↓↓↓
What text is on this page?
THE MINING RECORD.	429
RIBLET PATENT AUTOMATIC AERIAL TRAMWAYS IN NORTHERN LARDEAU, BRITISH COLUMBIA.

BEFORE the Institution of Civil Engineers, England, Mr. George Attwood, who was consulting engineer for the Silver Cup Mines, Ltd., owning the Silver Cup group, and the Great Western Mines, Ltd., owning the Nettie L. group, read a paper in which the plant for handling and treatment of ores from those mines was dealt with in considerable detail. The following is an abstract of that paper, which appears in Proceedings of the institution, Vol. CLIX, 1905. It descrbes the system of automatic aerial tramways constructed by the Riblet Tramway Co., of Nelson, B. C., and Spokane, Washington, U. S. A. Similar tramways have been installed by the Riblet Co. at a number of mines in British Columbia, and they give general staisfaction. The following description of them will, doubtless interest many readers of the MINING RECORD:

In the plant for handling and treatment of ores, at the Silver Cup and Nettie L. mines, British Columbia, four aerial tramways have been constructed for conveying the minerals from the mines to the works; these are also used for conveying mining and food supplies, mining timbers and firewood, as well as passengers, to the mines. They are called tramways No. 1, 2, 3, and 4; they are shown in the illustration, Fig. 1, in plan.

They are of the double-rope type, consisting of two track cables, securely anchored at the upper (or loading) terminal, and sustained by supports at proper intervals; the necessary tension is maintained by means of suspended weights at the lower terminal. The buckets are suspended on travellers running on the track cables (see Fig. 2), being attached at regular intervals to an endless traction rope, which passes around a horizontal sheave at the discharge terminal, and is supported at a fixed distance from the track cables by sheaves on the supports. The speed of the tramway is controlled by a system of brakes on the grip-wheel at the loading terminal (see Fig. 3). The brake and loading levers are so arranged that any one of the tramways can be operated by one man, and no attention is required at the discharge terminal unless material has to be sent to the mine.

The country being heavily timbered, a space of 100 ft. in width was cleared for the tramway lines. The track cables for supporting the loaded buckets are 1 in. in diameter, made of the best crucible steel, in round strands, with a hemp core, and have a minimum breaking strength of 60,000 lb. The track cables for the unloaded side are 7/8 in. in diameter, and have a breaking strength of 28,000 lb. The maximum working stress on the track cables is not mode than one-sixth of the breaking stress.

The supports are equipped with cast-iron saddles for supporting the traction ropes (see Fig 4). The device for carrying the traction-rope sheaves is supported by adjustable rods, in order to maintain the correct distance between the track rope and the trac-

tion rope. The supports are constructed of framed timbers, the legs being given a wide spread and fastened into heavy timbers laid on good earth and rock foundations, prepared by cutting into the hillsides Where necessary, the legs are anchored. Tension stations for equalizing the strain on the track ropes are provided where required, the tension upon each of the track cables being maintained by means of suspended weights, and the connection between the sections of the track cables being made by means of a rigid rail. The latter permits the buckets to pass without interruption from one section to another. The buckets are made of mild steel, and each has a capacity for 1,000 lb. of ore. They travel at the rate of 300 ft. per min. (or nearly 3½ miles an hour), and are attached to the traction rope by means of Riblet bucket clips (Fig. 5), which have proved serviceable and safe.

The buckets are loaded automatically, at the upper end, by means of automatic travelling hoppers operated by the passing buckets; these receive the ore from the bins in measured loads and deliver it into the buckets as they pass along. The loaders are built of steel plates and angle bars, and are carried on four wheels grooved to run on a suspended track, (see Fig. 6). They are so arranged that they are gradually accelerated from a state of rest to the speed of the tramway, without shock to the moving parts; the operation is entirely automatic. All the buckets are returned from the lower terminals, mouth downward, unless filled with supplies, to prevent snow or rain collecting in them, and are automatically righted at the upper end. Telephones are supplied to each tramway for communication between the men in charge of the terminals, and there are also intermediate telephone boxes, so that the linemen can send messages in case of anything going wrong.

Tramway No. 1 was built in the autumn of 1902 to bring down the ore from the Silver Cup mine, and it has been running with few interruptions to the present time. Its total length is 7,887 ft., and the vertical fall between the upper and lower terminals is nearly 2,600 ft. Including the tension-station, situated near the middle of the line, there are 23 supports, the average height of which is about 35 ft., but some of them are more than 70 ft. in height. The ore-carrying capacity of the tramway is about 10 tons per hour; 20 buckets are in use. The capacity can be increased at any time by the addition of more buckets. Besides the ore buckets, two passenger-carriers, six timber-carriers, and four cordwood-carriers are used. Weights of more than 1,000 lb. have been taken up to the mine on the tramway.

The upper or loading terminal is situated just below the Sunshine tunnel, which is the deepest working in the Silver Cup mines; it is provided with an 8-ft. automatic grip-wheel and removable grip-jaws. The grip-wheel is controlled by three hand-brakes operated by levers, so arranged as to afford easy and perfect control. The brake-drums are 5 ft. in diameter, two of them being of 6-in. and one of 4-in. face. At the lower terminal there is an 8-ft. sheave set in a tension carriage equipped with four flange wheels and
↑↑↑
Task description ▸
Reproduce every line of the listing above in which the string "equipped" appears.

Exercise solution ▸
The supports are equipped with cast-iron saddles for supporting the traction ropes (see Fig 4). The device for carrying the traction-rope sheaves is supported by adjustable rods, in order to maintain the correct distance between the track rope and the trac-
The upper or loading terminal is situated just below the Sunshine tunnel, which is the deepest working in the Silver Cup mines; it is provided with an 8-ft. automatic grip-wheel and removable grip-jaws. The grip-wheel is controlled by three hand-brakes operated by levers, so arranged as to afford easy and perfect control. The brake-drums are 5 ft. in diameter, two of them being of 6-in. and one of 4-in. face. At the lower terminal there is an 8-ft. sheave set in a tension carriage equipped with four flange wheels and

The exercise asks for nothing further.